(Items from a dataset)
◆ ◆ ◆
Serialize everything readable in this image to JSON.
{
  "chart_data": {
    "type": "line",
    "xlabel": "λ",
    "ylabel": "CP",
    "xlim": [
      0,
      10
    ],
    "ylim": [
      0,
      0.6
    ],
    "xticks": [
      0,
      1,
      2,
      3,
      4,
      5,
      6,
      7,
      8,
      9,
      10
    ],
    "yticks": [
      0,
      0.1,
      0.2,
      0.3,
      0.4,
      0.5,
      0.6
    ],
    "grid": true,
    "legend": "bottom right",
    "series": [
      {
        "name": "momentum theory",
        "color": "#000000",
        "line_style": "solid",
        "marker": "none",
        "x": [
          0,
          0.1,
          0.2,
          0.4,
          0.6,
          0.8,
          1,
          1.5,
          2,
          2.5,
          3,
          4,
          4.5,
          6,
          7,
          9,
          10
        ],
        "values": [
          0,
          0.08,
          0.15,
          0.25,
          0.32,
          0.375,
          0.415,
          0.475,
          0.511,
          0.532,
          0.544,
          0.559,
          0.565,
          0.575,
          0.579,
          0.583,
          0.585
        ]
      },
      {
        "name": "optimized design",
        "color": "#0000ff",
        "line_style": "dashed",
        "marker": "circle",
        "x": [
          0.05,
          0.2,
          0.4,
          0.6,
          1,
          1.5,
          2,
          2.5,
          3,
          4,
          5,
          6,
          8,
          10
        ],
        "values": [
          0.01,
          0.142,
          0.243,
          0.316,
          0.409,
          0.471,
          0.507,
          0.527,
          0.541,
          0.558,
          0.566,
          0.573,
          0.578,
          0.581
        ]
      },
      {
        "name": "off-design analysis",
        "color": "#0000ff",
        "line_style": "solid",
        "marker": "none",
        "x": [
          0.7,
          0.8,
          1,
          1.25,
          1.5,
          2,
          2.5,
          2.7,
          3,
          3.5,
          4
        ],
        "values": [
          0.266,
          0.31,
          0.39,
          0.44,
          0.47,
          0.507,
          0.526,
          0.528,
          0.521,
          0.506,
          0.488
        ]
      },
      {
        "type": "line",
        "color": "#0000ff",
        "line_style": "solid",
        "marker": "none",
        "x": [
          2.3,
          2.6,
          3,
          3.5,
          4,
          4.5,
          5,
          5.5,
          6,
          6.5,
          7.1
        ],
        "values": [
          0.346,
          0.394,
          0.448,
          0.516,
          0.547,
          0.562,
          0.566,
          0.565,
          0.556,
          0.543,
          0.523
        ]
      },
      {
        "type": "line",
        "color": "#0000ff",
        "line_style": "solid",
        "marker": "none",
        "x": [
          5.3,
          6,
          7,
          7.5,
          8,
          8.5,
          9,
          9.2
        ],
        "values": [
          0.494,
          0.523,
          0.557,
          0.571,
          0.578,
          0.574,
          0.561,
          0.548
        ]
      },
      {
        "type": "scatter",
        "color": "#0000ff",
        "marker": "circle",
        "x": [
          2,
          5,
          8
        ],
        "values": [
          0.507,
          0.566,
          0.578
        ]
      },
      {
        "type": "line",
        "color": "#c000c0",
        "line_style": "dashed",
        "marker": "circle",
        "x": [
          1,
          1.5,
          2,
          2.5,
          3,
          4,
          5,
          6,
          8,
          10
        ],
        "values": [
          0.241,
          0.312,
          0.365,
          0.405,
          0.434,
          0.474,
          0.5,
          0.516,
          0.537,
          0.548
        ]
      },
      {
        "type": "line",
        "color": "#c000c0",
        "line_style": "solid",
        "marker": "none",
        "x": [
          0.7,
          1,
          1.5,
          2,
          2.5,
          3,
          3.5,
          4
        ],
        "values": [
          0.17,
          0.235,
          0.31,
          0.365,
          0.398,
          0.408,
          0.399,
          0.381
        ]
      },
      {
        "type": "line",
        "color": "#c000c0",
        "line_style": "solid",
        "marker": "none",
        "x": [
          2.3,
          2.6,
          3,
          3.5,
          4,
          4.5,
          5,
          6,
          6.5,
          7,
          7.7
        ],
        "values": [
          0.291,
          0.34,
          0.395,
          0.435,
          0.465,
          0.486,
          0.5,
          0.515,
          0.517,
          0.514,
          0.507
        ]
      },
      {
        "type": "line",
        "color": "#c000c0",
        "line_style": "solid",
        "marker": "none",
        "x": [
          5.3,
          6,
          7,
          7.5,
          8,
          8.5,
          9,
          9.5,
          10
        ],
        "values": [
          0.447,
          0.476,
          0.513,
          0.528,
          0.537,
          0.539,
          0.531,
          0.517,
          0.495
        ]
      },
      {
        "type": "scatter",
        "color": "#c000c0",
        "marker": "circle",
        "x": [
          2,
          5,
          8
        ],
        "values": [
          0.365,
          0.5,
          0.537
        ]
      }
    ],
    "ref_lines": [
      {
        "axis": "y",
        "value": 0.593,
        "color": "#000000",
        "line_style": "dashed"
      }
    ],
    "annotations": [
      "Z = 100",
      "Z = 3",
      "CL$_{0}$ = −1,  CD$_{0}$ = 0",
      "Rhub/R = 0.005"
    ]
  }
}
◆ ◆ ◆
> _Work to be completed_
Go through the records and copy each line with "design" in it.

> _Answer for this exercise_
        "name": "optimized design",
        "name": "off-design analysis",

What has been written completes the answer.